- **Task brief**: Give only the number of lines in the records below that contain the word "this".

- **Exercise material**:
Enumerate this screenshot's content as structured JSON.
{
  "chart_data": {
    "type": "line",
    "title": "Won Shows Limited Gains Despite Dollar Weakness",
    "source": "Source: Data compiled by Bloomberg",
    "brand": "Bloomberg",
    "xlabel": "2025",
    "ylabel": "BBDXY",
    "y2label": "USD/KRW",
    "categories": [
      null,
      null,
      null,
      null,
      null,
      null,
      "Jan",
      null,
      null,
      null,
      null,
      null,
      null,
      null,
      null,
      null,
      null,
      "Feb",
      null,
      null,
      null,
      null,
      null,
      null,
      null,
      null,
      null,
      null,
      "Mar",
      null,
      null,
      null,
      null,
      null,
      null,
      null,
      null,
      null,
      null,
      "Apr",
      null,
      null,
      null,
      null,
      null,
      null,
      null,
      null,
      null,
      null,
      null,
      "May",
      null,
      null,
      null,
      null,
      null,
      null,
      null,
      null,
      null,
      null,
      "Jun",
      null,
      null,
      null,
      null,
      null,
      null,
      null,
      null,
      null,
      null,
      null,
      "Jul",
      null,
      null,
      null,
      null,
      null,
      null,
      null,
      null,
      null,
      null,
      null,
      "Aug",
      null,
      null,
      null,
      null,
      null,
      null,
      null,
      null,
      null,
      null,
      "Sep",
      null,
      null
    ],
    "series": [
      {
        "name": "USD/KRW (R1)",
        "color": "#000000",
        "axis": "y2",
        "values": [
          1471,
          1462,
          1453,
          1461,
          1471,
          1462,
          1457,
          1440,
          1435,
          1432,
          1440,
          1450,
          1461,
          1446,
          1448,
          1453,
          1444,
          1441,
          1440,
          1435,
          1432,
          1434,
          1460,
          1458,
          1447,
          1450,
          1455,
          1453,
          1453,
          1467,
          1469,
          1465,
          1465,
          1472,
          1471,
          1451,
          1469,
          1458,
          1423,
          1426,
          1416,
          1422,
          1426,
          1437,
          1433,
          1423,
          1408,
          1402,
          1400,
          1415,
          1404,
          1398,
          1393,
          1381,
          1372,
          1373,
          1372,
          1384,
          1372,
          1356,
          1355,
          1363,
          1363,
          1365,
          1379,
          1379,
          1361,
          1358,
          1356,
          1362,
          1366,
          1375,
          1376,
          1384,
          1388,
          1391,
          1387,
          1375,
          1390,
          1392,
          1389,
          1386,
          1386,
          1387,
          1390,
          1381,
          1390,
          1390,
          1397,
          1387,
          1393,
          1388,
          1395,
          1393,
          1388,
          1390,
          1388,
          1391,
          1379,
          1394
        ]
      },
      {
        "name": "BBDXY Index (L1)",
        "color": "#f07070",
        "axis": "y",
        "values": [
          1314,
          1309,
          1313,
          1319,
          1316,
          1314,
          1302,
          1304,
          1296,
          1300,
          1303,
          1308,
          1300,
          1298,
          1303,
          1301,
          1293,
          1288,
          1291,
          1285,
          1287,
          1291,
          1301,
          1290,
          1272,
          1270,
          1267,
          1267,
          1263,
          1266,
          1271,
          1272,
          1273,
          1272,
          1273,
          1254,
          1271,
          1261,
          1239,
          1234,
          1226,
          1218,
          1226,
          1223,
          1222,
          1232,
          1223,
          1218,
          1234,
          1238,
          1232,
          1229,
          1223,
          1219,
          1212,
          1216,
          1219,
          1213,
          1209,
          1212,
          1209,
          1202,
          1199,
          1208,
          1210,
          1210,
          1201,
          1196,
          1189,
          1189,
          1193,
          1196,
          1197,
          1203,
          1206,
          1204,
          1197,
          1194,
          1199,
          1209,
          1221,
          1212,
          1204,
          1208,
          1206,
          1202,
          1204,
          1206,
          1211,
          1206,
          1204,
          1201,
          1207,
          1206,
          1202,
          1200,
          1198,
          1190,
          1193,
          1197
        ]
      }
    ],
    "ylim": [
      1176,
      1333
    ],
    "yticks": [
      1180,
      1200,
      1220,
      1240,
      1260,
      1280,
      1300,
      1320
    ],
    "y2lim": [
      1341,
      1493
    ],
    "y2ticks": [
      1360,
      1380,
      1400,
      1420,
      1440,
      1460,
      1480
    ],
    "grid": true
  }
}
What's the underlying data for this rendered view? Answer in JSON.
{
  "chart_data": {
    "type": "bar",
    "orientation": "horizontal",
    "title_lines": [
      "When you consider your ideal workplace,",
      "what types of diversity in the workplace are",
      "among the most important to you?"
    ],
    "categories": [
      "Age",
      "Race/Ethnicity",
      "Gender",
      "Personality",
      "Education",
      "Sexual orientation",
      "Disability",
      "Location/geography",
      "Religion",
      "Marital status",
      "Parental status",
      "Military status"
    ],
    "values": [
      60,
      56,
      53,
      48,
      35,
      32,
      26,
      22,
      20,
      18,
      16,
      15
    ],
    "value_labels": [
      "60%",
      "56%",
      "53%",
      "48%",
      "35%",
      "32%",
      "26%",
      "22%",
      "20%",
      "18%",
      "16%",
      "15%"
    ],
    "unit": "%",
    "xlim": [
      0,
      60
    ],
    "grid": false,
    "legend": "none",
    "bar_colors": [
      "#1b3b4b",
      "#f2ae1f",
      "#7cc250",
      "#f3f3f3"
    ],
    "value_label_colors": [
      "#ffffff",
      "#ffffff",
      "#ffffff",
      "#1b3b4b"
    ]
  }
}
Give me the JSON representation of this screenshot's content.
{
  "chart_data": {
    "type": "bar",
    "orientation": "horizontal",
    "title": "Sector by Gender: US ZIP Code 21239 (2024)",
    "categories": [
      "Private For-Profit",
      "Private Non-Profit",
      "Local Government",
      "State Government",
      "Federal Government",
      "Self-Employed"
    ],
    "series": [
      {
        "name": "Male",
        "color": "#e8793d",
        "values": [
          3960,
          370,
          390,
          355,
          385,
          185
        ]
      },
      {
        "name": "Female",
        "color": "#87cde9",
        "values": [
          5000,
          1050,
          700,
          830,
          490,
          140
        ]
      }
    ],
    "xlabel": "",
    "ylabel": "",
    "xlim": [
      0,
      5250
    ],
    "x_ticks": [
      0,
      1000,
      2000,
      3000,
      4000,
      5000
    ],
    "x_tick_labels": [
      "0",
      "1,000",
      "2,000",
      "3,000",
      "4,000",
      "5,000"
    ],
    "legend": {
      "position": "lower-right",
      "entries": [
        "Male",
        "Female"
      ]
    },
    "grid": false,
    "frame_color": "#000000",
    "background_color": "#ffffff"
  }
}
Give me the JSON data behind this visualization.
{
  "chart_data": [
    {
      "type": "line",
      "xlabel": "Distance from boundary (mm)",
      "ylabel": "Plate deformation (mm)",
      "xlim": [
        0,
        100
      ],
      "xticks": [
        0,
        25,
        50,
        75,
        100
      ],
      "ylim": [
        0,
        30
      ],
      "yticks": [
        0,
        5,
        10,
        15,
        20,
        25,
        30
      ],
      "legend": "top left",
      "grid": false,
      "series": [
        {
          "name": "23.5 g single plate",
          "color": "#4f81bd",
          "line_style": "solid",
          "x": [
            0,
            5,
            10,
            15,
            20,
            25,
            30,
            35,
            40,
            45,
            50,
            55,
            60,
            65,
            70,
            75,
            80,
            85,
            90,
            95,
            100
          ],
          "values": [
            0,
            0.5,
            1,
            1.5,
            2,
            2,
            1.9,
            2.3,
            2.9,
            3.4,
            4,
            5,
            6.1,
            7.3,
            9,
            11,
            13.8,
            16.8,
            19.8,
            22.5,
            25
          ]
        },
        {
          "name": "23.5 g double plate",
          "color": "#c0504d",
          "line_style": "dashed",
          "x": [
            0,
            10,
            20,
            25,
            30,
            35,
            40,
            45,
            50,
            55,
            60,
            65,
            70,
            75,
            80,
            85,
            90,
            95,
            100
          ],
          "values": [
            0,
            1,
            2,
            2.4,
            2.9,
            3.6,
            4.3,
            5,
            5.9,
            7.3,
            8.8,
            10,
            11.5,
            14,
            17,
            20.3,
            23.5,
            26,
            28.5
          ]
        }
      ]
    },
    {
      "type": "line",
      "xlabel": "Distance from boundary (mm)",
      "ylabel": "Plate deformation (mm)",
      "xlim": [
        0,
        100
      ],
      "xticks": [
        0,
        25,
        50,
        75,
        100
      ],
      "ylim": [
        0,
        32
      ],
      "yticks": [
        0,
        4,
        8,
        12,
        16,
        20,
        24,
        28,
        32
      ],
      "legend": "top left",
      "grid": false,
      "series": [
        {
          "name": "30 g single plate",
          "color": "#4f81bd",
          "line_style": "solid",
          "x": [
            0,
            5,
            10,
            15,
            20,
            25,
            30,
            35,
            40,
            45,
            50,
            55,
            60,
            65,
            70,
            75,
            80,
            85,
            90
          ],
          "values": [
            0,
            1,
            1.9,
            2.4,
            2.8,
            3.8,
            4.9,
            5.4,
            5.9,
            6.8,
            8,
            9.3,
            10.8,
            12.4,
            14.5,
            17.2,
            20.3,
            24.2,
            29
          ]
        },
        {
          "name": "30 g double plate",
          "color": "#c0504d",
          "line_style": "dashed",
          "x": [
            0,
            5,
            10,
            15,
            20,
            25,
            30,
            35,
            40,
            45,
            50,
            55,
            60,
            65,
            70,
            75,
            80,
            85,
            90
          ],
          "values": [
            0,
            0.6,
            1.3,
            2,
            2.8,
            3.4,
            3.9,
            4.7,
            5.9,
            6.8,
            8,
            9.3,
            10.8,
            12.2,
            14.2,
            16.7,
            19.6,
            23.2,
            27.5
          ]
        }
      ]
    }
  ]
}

- **Result of the exercise**: 4